● Task directions:
Reproduce the items verbatim, starting at the first line and ending with the line that contains "mass-weight-marker (777, 635, 786, 644)", including both of those lines.

[Spatial annotation entries]
════════
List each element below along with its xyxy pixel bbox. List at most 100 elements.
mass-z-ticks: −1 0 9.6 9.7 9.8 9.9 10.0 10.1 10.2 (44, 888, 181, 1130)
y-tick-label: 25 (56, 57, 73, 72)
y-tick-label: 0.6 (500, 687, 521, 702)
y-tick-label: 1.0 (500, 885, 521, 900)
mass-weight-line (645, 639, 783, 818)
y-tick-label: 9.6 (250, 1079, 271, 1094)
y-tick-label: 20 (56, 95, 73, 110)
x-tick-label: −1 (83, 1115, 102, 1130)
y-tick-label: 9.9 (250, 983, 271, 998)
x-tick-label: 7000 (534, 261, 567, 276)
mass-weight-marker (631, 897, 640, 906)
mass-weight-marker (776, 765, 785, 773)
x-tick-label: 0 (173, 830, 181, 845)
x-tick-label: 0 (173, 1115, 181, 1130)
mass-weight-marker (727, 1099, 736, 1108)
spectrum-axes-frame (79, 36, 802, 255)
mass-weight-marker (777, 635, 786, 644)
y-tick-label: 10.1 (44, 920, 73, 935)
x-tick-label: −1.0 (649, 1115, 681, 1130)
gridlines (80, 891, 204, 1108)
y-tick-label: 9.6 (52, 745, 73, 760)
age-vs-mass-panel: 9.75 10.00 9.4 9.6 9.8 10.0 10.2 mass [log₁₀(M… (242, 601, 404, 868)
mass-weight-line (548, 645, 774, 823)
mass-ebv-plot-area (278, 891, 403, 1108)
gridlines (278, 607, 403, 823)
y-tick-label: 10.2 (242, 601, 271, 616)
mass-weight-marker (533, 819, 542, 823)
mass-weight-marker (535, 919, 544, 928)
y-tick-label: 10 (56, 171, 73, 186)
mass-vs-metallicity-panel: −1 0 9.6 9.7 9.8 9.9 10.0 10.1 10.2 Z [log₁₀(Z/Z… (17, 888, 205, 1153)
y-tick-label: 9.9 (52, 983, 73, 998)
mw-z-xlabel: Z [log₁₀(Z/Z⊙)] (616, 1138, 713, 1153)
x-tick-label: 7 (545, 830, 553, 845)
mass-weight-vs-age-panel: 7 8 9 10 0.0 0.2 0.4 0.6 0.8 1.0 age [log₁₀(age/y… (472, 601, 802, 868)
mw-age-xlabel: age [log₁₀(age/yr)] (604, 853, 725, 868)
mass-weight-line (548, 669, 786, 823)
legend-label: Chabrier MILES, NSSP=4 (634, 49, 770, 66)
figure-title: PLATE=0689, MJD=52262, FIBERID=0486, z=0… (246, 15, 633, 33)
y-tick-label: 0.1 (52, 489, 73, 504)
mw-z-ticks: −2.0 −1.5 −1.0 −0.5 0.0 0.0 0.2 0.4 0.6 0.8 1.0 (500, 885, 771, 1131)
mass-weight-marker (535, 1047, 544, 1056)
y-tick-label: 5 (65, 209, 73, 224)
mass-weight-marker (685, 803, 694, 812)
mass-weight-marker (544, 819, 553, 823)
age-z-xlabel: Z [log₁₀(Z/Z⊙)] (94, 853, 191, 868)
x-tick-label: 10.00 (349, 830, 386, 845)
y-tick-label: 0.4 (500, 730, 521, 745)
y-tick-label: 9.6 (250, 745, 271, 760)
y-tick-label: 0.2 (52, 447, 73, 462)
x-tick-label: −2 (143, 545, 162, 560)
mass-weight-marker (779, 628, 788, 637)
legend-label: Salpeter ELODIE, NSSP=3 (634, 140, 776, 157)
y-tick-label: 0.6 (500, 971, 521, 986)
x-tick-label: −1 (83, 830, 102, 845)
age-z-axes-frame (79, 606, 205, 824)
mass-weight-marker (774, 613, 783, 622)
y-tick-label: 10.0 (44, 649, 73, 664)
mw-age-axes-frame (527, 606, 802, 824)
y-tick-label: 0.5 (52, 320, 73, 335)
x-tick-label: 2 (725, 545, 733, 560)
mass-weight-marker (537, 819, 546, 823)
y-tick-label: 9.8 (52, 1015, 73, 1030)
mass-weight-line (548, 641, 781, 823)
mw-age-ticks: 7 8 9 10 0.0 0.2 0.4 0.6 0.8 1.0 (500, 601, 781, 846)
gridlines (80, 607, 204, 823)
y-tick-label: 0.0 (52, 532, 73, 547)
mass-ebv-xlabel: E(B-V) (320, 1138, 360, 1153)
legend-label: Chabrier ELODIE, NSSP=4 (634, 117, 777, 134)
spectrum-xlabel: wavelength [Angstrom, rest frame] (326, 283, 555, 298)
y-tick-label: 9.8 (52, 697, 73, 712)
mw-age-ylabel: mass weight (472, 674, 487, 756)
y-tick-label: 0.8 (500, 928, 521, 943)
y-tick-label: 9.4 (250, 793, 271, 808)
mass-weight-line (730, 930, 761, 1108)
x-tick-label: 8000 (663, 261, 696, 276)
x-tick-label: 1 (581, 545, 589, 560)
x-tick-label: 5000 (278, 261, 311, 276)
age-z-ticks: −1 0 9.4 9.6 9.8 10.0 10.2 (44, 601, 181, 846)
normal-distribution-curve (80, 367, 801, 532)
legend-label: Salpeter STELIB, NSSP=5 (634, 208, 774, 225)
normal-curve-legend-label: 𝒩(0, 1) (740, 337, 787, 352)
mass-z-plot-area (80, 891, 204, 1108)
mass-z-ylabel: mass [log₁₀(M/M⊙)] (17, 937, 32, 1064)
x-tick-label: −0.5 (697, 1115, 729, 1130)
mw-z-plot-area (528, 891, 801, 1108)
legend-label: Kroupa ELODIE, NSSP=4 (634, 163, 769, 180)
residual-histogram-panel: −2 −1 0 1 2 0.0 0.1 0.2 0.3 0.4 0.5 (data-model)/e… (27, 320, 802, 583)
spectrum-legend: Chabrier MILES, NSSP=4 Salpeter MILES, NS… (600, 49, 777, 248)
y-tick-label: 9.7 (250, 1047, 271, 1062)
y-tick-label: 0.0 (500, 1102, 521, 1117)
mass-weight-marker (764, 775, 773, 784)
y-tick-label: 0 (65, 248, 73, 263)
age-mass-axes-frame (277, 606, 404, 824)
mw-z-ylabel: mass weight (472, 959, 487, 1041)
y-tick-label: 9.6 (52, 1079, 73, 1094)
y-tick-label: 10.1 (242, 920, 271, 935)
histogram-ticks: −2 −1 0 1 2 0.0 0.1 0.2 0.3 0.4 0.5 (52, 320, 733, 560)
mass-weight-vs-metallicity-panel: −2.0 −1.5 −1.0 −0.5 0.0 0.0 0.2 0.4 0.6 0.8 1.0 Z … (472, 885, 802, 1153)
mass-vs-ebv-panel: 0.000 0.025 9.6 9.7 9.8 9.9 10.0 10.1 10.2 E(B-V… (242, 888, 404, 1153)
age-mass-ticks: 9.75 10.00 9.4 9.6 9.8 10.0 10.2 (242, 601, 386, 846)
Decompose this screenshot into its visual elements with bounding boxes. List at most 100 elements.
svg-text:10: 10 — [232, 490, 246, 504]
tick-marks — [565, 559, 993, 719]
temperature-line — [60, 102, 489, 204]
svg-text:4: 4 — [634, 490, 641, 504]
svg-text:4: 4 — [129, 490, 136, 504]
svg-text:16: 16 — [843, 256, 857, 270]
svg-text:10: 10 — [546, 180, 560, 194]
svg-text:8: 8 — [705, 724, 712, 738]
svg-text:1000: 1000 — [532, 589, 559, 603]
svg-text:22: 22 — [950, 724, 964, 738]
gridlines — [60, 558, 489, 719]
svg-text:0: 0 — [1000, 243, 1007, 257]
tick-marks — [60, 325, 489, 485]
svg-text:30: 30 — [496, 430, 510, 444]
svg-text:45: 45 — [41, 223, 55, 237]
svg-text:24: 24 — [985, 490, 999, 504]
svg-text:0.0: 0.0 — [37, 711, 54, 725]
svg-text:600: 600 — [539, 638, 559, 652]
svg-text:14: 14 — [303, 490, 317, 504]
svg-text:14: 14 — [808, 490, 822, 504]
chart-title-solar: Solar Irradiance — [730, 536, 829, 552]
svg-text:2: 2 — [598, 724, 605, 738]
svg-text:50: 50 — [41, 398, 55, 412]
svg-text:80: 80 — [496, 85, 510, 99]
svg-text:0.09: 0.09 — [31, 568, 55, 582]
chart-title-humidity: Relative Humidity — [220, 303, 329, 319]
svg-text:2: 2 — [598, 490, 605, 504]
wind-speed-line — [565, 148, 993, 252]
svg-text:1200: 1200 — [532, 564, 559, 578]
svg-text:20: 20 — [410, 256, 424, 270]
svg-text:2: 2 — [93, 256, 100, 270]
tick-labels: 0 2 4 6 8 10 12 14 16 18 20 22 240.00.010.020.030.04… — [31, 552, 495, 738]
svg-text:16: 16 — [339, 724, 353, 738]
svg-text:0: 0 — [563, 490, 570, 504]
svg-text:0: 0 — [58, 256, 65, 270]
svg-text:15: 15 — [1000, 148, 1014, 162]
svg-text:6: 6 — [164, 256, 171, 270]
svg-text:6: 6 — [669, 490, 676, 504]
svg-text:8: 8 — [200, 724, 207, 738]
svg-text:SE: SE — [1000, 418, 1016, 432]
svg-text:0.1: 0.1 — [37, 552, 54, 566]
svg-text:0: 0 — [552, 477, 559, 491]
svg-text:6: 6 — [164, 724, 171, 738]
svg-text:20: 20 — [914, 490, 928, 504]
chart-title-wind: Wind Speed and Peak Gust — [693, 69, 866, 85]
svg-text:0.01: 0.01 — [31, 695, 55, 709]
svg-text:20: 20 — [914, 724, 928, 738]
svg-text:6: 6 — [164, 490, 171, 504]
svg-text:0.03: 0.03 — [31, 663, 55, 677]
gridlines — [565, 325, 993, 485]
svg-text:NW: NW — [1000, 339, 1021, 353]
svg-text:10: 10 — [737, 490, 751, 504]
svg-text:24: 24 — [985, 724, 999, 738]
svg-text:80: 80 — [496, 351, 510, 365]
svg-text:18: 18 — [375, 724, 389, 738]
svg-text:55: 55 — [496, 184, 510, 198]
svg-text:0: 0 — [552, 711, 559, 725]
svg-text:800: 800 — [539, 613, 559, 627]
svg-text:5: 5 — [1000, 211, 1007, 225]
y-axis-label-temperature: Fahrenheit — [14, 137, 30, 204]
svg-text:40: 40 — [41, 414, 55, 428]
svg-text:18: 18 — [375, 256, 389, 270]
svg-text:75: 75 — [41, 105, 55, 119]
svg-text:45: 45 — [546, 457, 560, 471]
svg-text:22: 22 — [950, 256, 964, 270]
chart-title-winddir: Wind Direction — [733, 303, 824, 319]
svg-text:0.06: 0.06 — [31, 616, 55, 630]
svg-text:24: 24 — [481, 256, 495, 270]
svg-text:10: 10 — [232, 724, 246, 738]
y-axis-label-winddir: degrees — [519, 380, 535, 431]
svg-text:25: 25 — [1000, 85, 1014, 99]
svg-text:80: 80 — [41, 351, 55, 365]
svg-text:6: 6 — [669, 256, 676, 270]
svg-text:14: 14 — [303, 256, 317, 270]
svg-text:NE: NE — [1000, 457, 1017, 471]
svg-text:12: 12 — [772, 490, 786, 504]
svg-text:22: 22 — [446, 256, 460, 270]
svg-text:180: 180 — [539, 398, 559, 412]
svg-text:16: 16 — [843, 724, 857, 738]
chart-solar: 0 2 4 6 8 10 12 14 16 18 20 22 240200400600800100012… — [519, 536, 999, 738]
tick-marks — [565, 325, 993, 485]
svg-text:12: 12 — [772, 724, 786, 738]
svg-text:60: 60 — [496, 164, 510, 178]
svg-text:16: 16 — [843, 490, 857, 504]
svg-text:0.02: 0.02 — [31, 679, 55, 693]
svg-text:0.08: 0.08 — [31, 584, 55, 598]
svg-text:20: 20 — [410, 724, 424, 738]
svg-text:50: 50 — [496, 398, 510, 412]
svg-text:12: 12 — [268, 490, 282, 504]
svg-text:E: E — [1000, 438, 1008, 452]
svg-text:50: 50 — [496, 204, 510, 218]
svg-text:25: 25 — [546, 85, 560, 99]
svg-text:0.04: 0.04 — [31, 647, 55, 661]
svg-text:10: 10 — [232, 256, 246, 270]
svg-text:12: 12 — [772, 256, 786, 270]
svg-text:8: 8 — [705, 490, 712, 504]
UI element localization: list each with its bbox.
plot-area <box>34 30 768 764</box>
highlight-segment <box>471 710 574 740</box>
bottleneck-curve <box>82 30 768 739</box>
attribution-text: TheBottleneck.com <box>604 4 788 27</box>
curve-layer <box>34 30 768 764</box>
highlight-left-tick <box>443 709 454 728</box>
════════
● Exercise solution:
List each element below along with its xyxy pixel bbox. List at most 100 elements.
mass-z-ticks: −1 0 9.6 9.7 9.8 9.9 10.0 10.1 10.2 (44, 888, 181, 1130)
y-tick-label: 25 (56, 57, 73, 72)
y-tick-label: 0.6 (500, 687, 521, 702)
y-tick-label: 1.0 (500, 885, 521, 900)
mass-weight-line (645, 639, 783, 818)
y-tick-label: 9.6 (250, 1079, 271, 1094)
y-tick-label: 20 (56, 95, 73, 110)
x-tick-label: −1 (83, 1115, 102, 1130)
y-tick-label: 9.9 (250, 983, 271, 998)
x-tick-label: 7000 (534, 261, 567, 276)
mass-weight-marker (631, 897, 640, 906)
mass-weight-marker (776, 765, 785, 773)
x-tick-label: 0 (173, 830, 181, 845)
x-tick-label: 0 (173, 1115, 181, 1130)
mass-weight-marker (727, 1099, 736, 1108)
spectrum-axes-frame (79, 36, 802, 255)
mass-weight-marker (777, 635, 786, 644)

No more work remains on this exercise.